▶ _Request_
Among the entries below, find the lines with "Enthusiasts" and copy them.

Lines of data
■ ■ ■ ■ ■
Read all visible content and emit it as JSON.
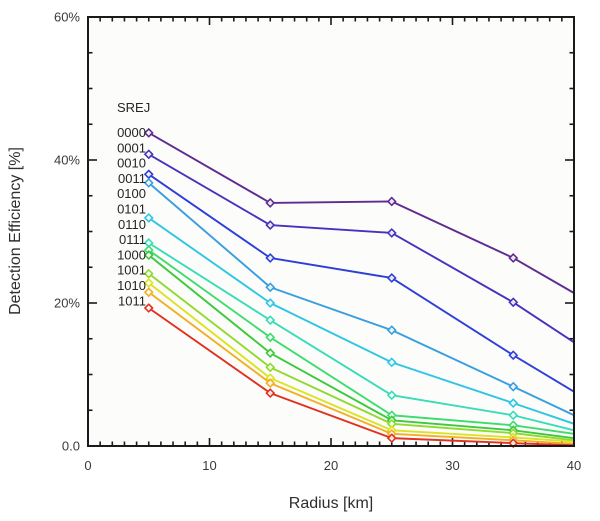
{
  "chart_data": {
    "type": "line",
    "title": "",
    "xlabel": "Radius [km]",
    "ylabel": "Detection Efficiency [%]",
    "legend_title": "SREJ",
    "legend_position": "inside-top-left",
    "grid": false,
    "marker": "open-diamond",
    "x": [
      5,
      15,
      25,
      35,
      40
    ],
    "marker_x": [
      5,
      15,
      25,
      35
    ],
    "xlim": [
      0,
      40
    ],
    "ylim": [
      0,
      60
    ],
    "x_tick_values": [
      0,
      10,
      20,
      30,
      40
    ],
    "x_tick_labels": [
      "0",
      "10",
      "20",
      "30",
      "40"
    ],
    "x_minor_step": 1,
    "y_tick_values": [
      0,
      20,
      40,
      60
    ],
    "y_tick_labels": [
      "0.0",
      "20%",
      "40%",
      "60%"
    ],
    "y_minor_step": 5,
    "axis_color": "#1a1a1a",
    "plot_background": "#fcfcfa",
    "series": [
      {
        "name": "0000",
        "color": "#5E2B91",
        "values": [
          43.8,
          34.0,
          34.2,
          26.3,
          21.4
        ]
      },
      {
        "name": "0001",
        "color": "#4433BF",
        "values": [
          40.8,
          30.9,
          29.8,
          20.1,
          14.5
        ]
      },
      {
        "name": "0010",
        "color": "#2E3FD9",
        "values": [
          38.0,
          26.3,
          23.5,
          12.7,
          7.6
        ]
      },
      {
        "name": "0011",
        "color": "#389EE0",
        "values": [
          36.8,
          22.2,
          16.2,
          8.3,
          4.3
        ]
      },
      {
        "name": "0100",
        "color": "#2EC6E3",
        "values": [
          31.9,
          20.0,
          11.7,
          6.0,
          3.1
        ]
      },
      {
        "name": "0101",
        "color": "#38DCB8",
        "values": [
          28.4,
          17.6,
          7.1,
          4.3,
          2.2
        ]
      },
      {
        "name": "0110",
        "color": "#3EDC6E",
        "values": [
          27.4,
          15.2,
          4.3,
          2.9,
          1.7
        ]
      },
      {
        "name": "0111",
        "color": "#3CC93C",
        "values": [
          26.7,
          13.0,
          3.6,
          2.2,
          1.1
        ]
      },
      {
        "name": "1000",
        "color": "#90D92E",
        "values": [
          24.1,
          11.0,
          3.1,
          1.8,
          0.8
        ]
      },
      {
        "name": "1001",
        "color": "#DCE324",
        "values": [
          22.8,
          9.5,
          2.2,
          1.2,
          0.6
        ]
      },
      {
        "name": "1010",
        "color": "#F2AE24",
        "values": [
          21.5,
          8.8,
          1.7,
          0.8,
          0.3
        ]
      },
      {
        "name": "1011",
        "color": "#E0301F",
        "values": [
          19.3,
          7.4,
          1.1,
          0.4,
          0.1
        ]
      }
    ]
  }
}
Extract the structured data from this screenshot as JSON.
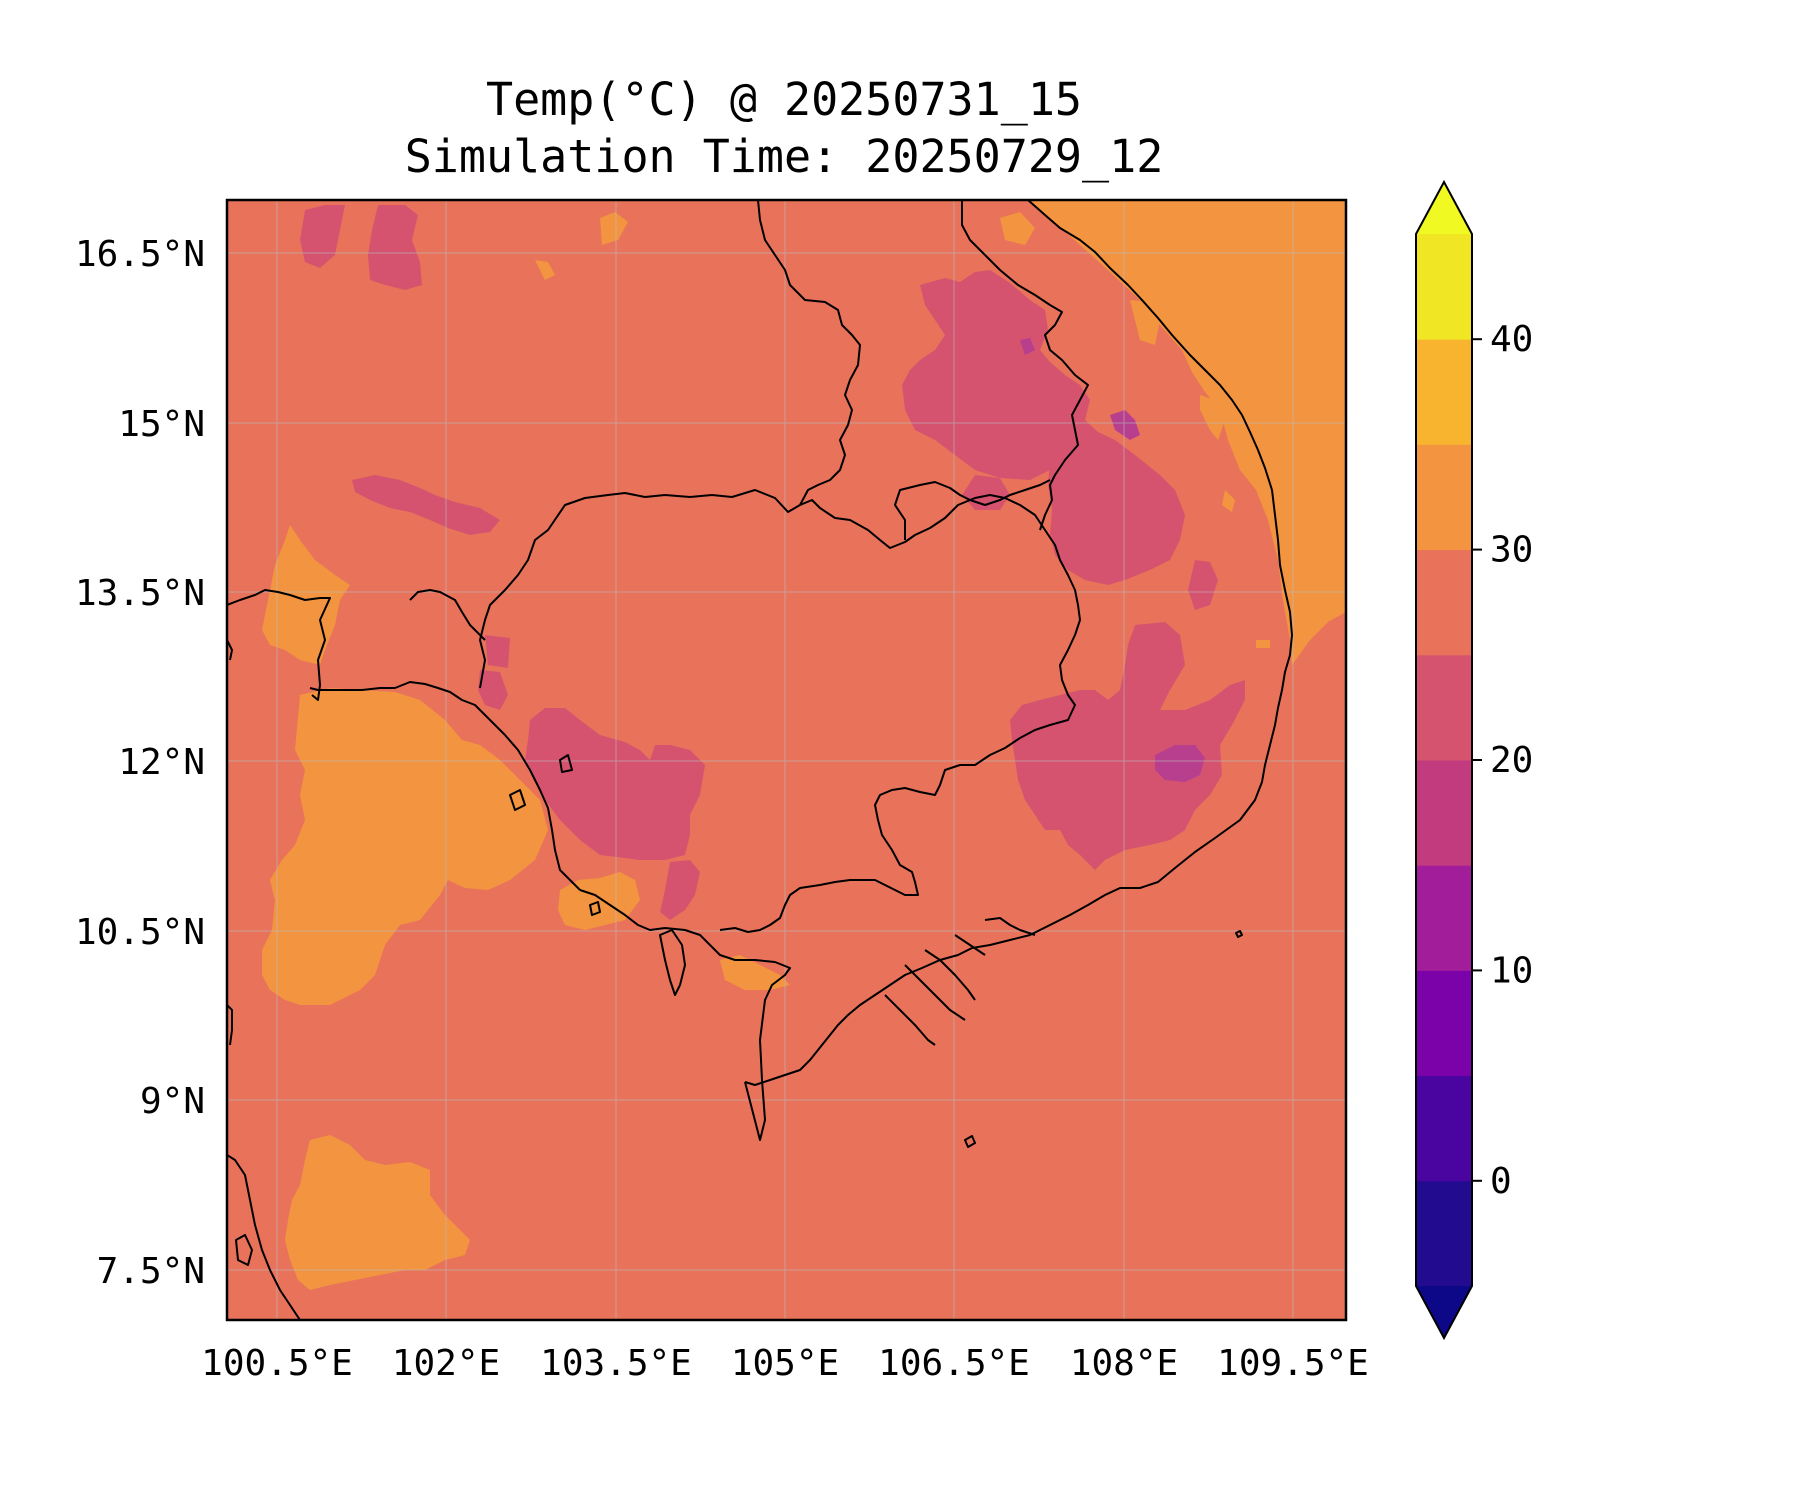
{
  "title": {
    "line1": "Temp(°C) @ 20250731_15",
    "line2": "Simulation Time: 20250729_12"
  },
  "map": {
    "lat_ticks": [
      "16.5°N",
      "15°N",
      "13.5°N",
      "12°N",
      "10.5°N",
      "9°N",
      "7.5°N"
    ],
    "lon_ticks": [
      "100.5°E",
      "102°E",
      "103.5°E",
      "105°E",
      "106.5°E",
      "108°E",
      "109.5°E"
    ],
    "lat_range": [
      7,
      17
    ],
    "lon_range": [
      100.5,
      110.5
    ],
    "gridlines": true,
    "coastlines_and_borders": true,
    "variable": "temperature",
    "unit": "°C",
    "dominant_level_colors": {
      "25-30": "#e8735a",
      "30-35": "#f39440",
      "20-25": "#d5536f",
      "15-20": "#b83f8e",
      "35-40": "#f9b42f"
    }
  },
  "colorbar": {
    "tick_labels": [
      "40",
      "30",
      "20",
      "10",
      "0"
    ],
    "levels": [
      -5,
      0,
      5,
      10,
      15,
      20,
      25,
      30,
      35,
      40,
      45
    ],
    "extend": "both",
    "colors": [
      "#230b8f",
      "#4a04a0",
      "#7a02a8",
      "#a21d9a",
      "#c33b7f",
      "#d5536f",
      "#e8735a",
      "#f39440",
      "#f9b42f",
      "#f1e624"
    ],
    "under_color": "#0d0887",
    "over_color": "#f0f921",
    "colormap": "plasma"
  }
}
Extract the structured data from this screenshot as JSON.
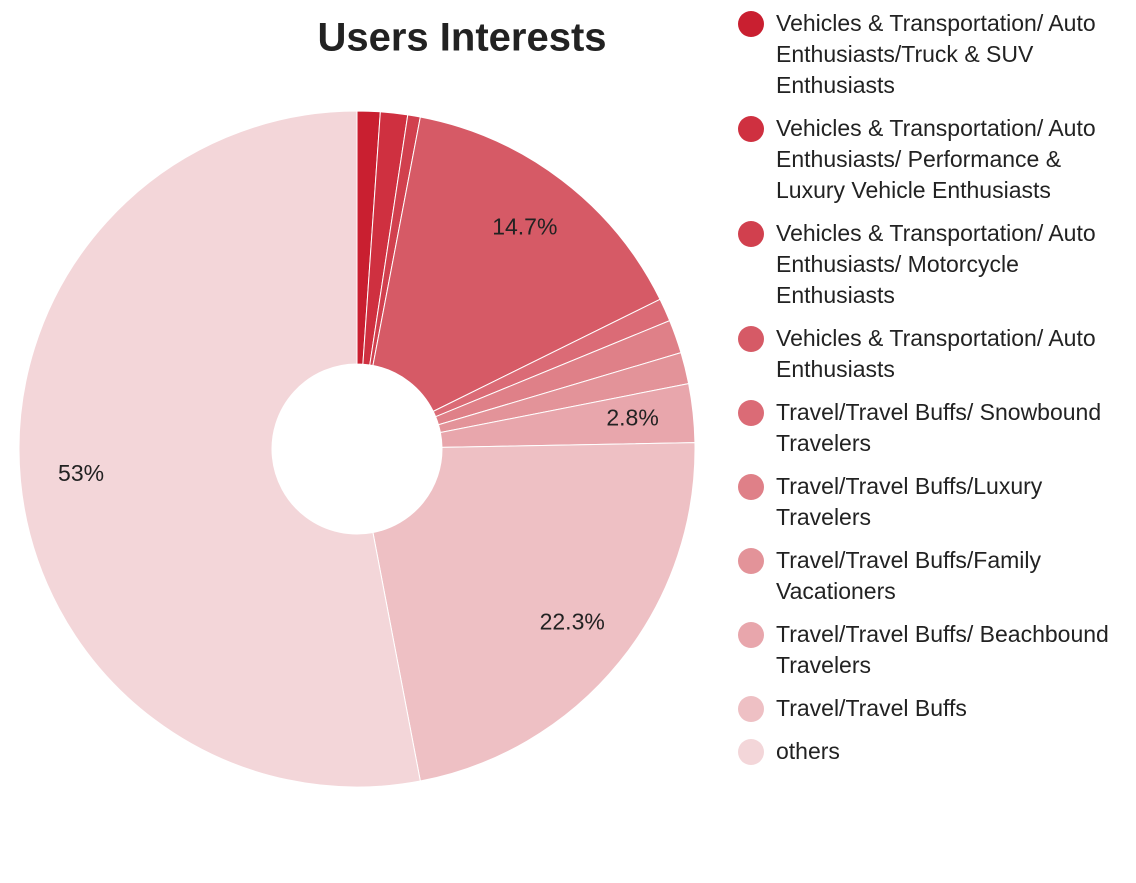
{
  "chart_data": {
    "type": "pie",
    "title": "Users Interests",
    "categories": [
      "Vehicles & Transportation/ Auto Enthusiasts/Truck & SUV Enthusiasts",
      "Vehicles & Transportation/ Auto Enthusiasts/ Performance & Luxury Vehicle Enthusiasts",
      "Vehicles & Transportation/ Auto Enthusiasts/ Motorcycle Enthusiasts",
      "Vehicles & Transportation/ Auto Enthusiasts",
      "Travel/Travel Buffs/ Snowbound Travelers",
      "Travel/Travel Buffs/Luxury Travelers",
      "Travel/Travel Buffs/Family Vacationers",
      "Travel/Travel Buffs/ Beachbound Travelers",
      "Travel/Travel Buffs",
      "others"
    ],
    "values": [
      1.1,
      1.3,
      0.6,
      14.7,
      1.1,
      1.6,
      1.5,
      2.8,
      22.3,
      53
    ],
    "value_labels": [
      null,
      null,
      null,
      "14.7%",
      null,
      null,
      null,
      "2.8%",
      "22.3%",
      "53%"
    ],
    "colors": [
      "#c91f30",
      "#cf3040",
      "#d1404e",
      "#d65a66",
      "#db6b76",
      "#df8088",
      "#e39399",
      "#e8a6ac",
      "#eec0c4",
      "#f3d6d9"
    ],
    "legend": "right",
    "donut": true
  }
}
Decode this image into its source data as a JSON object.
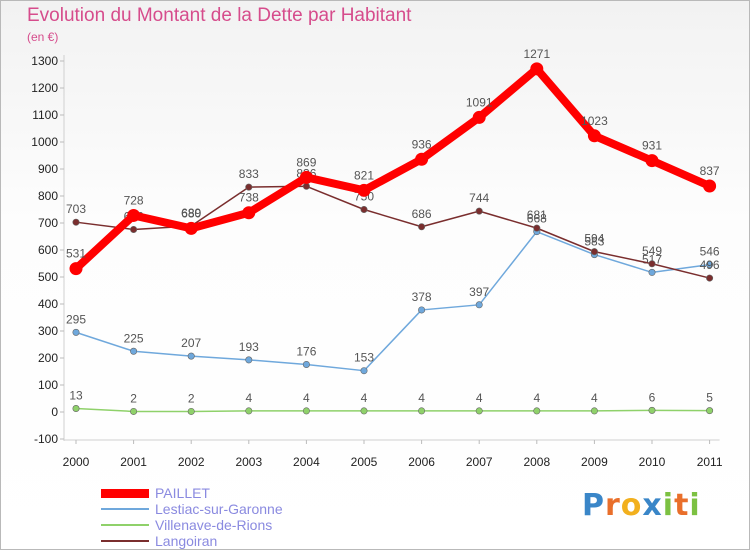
{
  "title": "Evolution du Montant de la Dette par Habitant",
  "unit": "(en €)",
  "brand": {
    "letters": [
      {
        "ch": "P",
        "color": "#3a86c8"
      },
      {
        "ch": "r",
        "color": "#e96f2b"
      },
      {
        "ch": "o",
        "color": "#f2b01e"
      },
      {
        "ch": "x",
        "color": "#3a86c8"
      },
      {
        "ch": "i",
        "color": "#7cc142"
      },
      {
        "ch": "t",
        "color": "#e96f2b"
      },
      {
        "ch": "i",
        "color": "#7cc142"
      }
    ]
  },
  "chart_data": {
    "type": "line",
    "title": "Evolution du Montant de la Dette par Habitant",
    "ylabel": "(en €)",
    "xlabel": "",
    "ylim": [
      -100,
      1300
    ],
    "y_ticks": [
      -100,
      0,
      100,
      200,
      300,
      400,
      500,
      600,
      700,
      800,
      900,
      1000,
      1100,
      1200,
      1300
    ],
    "grid": false,
    "legend_position": "bottom-left",
    "categories": [
      "2000",
      "2001",
      "2002",
      "2003",
      "2004",
      "2005",
      "2006",
      "2007",
      "2008",
      "2009",
      "2010",
      "2011"
    ],
    "series": [
      {
        "name": "PAILLET",
        "color": "#ff0000",
        "emphasis": true,
        "values": [
          531,
          728,
          680,
          738,
          869,
          821,
          936,
          1091,
          1271,
          1023,
          931,
          837
        ]
      },
      {
        "name": "Lestiac-sur-Garonne",
        "color": "#6fa8dc",
        "values": [
          295,
          225,
          207,
          193,
          176,
          153,
          378,
          397,
          668,
          583,
          517,
          546
        ]
      },
      {
        "name": "Villenave-de-Rions",
        "color": "#8fd16a",
        "values": [
          13,
          2,
          2,
          4,
          4,
          4,
          4,
          4,
          4,
          4,
          6,
          5
        ]
      },
      {
        "name": "Langoiran",
        "color": "#7a2e2e",
        "values": [
          703,
          676,
          689,
          833,
          836,
          750,
          686,
          744,
          681,
          594,
          549,
          496
        ]
      }
    ]
  }
}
■ ■ ■ ■ ■
▶ _Full answer_
      "Vehicles & Transportation/ Auto Enthusiasts/Truck & SUV Enthusiasts",
      "Vehicles & Transportation/ Auto Enthusiasts/ Performance & Luxury Vehicle Enthusiasts",
      "Vehicles & Transportation/ Auto Enthusiasts/ Motorcycle Enthusiasts",
      "Vehicles & Transportation/ Auto Enthusiasts",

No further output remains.